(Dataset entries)
—————
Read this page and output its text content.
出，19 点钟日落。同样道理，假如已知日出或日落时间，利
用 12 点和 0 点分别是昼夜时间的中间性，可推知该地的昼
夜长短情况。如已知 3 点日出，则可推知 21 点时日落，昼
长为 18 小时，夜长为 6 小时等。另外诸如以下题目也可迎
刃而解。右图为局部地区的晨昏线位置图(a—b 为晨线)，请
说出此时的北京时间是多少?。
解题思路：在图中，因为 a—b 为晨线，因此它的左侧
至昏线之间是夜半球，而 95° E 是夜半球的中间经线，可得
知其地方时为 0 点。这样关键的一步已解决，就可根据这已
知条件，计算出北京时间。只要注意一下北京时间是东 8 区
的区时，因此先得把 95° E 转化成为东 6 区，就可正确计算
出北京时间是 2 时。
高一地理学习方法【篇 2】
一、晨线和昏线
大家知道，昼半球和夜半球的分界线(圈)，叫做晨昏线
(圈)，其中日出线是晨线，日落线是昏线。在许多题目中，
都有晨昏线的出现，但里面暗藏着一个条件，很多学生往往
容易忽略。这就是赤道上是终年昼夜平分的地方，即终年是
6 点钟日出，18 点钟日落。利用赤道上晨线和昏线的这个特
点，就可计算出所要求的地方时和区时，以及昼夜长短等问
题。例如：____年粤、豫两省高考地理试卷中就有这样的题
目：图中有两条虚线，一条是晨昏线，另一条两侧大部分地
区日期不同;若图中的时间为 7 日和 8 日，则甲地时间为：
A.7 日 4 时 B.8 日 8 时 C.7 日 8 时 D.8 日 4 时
—————
WRITTEN EXERCISE. Copy out all the entries shown above, character for character.

RESPONSE FOR THIS EXERCISE.
Read this page and output its text content.
出，19 点钟日落。同样道理，假如已知日出或日落时间，利
用 12 点和 0 点分别是昼夜时间的中间性，可推知该地的昼
夜长短情况。如已知 3 点日出，则可推知 21 点时日落，昼
长为 18 小时，夜长为 6 小时等。另外诸如以下题目也可迎
刃而解。右图为局部地区的晨昏线位置图(a—b 为晨线)，请
说出此时的北京时间是多少?。
解题思路：在图中，因为 a—b 为晨线，因此它的左侧
至昏线之间是夜半球，而 95° E 是夜半球的中间经线，可得
知其地方时为 0 点。这样关键的一步已解决，就可根据这已
知条件，计算出北京时间。只要注意一下北京时间是东 8 区
的区时，因此先得把 95° E 转化成为东 6 区，就可正确计算
出北京时间是 2 时。
高一地理学习方法【篇 2】
一、晨线和昏线
大家知道，昼半球和夜半球的分界线(圈)，叫做晨昏线
(圈)，其中日出线是晨线，日落线是昏线。在许多题目中，
都有晨昏线的出现，但里面暗藏着一个条件，很多学生往往
容易忽略。这就是赤道上是终年昼夜平分的地方，即终年是
6 点钟日出，18 点钟日落。利用赤道上晨线和昏线的这个特
点，就可计算出所要求的地方时和区时，以及昼夜长短等问
题。例如：____年粤、豫两省高考地理试卷中就有这样的题
目：图中有两条虚线，一条是晨昏线，另一条两侧大部分地
区日期不同;若图中的时间为 7 日和 8 日，则甲地时间为：
A.7 日 4 时 B.8 日 8 时 C.7 日 8 时 D.8 日 4 时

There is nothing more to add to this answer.